Stored records
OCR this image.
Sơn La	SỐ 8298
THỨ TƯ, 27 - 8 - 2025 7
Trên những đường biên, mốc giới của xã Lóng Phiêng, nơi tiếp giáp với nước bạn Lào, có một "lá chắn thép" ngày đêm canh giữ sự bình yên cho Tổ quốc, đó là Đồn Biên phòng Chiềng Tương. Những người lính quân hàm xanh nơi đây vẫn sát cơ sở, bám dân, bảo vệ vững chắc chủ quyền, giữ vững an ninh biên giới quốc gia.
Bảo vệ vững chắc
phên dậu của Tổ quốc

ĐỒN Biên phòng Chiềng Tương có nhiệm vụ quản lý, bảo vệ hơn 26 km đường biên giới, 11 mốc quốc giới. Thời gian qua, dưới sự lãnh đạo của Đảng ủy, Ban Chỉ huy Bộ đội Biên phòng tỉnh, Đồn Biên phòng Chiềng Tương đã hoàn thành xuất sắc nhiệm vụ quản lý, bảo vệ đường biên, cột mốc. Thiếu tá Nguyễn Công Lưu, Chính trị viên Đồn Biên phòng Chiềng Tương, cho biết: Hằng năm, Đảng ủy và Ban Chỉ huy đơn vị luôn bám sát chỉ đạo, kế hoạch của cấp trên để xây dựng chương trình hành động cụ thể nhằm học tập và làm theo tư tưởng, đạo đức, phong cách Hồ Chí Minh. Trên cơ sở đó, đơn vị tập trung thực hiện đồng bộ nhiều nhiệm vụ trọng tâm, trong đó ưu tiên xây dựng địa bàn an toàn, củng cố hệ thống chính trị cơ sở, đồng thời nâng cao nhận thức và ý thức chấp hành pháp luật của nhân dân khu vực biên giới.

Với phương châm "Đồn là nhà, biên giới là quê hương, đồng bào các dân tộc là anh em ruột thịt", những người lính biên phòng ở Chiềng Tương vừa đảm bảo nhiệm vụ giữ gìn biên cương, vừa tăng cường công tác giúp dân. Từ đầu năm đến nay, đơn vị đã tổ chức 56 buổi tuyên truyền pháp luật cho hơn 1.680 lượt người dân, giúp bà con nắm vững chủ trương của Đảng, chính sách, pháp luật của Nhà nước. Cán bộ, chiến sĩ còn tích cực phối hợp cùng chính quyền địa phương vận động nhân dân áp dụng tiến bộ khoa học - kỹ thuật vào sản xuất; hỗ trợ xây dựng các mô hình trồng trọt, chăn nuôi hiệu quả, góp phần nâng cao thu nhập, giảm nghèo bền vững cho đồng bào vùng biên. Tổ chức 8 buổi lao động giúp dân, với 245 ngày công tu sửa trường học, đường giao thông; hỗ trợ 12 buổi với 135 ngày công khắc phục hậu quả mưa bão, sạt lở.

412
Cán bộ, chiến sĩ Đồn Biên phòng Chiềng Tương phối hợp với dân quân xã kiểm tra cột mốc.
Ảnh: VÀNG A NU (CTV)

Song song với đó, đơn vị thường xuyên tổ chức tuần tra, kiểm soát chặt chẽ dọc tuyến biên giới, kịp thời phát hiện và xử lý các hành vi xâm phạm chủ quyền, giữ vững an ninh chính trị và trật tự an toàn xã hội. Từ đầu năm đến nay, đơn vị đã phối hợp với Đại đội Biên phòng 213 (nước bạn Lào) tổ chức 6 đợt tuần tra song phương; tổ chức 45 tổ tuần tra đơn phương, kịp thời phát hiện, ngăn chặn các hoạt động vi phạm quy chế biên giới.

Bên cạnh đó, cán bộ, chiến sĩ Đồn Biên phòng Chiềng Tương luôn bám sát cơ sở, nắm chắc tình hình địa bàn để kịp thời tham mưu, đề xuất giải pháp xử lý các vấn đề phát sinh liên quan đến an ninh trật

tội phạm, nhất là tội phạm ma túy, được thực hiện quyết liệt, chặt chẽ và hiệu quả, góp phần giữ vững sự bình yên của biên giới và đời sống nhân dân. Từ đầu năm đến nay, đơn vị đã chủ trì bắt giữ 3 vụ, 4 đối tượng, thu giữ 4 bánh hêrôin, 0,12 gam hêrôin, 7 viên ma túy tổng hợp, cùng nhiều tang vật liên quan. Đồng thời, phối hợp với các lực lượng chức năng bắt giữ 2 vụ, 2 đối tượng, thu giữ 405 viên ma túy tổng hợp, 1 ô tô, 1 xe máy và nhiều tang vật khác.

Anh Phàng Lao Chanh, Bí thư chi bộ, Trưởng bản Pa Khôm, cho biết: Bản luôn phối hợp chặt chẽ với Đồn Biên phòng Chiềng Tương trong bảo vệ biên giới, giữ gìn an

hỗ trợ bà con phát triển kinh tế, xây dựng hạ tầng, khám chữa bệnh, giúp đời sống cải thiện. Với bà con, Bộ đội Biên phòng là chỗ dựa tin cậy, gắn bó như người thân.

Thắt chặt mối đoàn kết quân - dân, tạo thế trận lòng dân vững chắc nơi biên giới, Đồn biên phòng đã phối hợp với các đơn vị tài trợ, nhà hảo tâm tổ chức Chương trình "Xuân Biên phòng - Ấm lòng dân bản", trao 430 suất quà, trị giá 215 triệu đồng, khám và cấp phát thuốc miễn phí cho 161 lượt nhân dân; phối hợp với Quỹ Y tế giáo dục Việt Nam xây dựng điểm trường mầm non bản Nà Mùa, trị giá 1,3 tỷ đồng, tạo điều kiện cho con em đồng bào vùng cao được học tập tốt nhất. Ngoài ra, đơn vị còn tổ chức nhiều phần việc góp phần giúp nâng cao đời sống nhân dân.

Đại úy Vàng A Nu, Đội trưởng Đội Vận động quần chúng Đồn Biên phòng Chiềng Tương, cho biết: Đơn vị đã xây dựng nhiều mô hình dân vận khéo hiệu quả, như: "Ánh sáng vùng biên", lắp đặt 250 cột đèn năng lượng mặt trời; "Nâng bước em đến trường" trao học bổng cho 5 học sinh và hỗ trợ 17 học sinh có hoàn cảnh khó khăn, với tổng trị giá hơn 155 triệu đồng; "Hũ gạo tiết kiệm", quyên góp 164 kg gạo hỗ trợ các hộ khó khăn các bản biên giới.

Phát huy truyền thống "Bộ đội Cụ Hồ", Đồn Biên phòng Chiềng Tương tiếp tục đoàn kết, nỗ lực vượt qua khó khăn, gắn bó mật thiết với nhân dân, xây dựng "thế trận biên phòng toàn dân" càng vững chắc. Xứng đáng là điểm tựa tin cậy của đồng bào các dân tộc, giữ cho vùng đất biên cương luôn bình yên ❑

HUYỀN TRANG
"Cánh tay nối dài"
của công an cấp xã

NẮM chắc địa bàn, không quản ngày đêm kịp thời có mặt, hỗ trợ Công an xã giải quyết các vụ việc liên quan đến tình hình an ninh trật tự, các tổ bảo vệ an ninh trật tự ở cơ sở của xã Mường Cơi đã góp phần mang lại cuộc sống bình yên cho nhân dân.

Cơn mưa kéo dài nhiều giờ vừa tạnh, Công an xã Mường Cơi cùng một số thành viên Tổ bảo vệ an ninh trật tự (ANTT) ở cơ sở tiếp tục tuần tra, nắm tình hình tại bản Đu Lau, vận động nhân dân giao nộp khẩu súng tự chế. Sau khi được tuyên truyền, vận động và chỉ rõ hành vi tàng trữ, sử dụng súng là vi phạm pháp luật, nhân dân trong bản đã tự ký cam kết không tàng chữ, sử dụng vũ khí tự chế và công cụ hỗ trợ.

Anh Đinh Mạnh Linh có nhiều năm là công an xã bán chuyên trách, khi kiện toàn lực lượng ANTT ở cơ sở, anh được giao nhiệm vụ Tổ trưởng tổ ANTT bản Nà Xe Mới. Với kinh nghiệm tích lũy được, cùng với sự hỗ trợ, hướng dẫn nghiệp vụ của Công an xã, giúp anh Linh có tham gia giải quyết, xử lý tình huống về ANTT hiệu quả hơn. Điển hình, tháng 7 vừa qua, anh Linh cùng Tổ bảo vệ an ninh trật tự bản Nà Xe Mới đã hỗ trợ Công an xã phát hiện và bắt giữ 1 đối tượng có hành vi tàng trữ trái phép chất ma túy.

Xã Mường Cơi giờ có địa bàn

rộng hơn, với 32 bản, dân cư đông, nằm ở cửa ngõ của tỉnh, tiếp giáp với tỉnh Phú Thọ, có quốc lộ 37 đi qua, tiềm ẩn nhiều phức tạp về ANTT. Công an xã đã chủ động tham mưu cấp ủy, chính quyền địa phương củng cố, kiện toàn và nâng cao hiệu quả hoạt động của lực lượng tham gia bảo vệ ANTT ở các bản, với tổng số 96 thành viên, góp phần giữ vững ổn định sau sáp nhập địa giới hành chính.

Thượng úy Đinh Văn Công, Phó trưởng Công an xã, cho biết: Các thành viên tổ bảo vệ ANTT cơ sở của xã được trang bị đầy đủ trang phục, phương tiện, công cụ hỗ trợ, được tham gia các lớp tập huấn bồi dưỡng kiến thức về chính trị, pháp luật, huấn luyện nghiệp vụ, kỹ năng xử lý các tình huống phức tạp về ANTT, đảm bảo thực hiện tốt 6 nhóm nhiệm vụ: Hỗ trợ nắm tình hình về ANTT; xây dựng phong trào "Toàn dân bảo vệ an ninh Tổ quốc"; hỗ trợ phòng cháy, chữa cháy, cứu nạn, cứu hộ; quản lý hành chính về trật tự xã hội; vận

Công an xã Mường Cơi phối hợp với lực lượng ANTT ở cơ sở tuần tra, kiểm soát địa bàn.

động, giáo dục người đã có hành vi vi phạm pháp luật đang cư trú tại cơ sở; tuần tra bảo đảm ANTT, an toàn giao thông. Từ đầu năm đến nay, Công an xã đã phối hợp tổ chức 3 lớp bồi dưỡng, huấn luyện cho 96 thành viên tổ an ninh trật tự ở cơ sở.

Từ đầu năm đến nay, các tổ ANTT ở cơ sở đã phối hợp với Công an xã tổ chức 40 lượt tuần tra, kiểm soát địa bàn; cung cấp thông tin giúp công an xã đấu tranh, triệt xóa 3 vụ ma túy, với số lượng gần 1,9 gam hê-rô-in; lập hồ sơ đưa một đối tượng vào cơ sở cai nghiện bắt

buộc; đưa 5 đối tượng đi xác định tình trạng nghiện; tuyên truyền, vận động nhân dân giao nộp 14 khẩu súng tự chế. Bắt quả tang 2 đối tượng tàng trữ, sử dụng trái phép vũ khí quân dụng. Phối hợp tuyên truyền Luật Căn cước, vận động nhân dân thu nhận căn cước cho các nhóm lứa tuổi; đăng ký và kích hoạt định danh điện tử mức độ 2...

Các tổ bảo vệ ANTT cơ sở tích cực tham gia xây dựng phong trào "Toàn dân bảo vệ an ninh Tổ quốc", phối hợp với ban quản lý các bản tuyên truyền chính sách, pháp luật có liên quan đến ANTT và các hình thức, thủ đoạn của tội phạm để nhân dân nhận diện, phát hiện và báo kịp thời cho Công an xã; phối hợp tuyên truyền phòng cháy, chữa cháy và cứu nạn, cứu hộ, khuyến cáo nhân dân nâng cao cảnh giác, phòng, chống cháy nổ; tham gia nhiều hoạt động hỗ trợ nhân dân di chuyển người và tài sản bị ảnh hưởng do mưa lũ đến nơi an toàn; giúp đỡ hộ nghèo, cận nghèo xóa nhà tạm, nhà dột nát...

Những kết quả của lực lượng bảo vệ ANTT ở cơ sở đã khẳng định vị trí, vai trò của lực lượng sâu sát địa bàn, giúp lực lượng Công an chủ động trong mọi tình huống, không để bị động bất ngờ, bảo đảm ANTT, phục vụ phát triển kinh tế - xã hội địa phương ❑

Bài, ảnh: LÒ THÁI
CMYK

Task instructions: Above are the records. Copy every line in them holding "dưỡng".

Full solution:
Thượng úy Đinh Văn Công, Phó trưởng Công an xã, cho biết: Các thành viên tổ bảo vệ ANTT cơ sở của xã được trang bị đầy đủ trang phục, phương tiện, công cụ hỗ trợ, được tham gia các lớp tập huấn bồi dưỡng kiến thức về chính trị, pháp luật, huấn luyện nghiệp vụ, kỹ năng xử lý các tình huống phức tạp về ANTT, đảm bảo thực hiện tốt 6 nhóm nhiệm vụ: Hỗ trợ nắm tình hình về ANTT; xây dựng phong trào "Toàn dân bảo vệ an ninh Tổ quốc"; hỗ trợ phòng cháy, chữa cháy, cứu nạn, cứu hộ; quản lý hành chính về trật tự xã hội; vận
động, giáo dục người đã có hành vi vi phạm pháp luật đang cư trú tại cơ sở; tuần tra bảo đảm ANTT, an toàn giao thông. Từ đầu năm đến nay, Công an xã đã phối hợp tổ chức 3 lớp bồi dưỡng, huấn luyện cho 96 thành viên tổ an ninh trật tự ở cơ sở.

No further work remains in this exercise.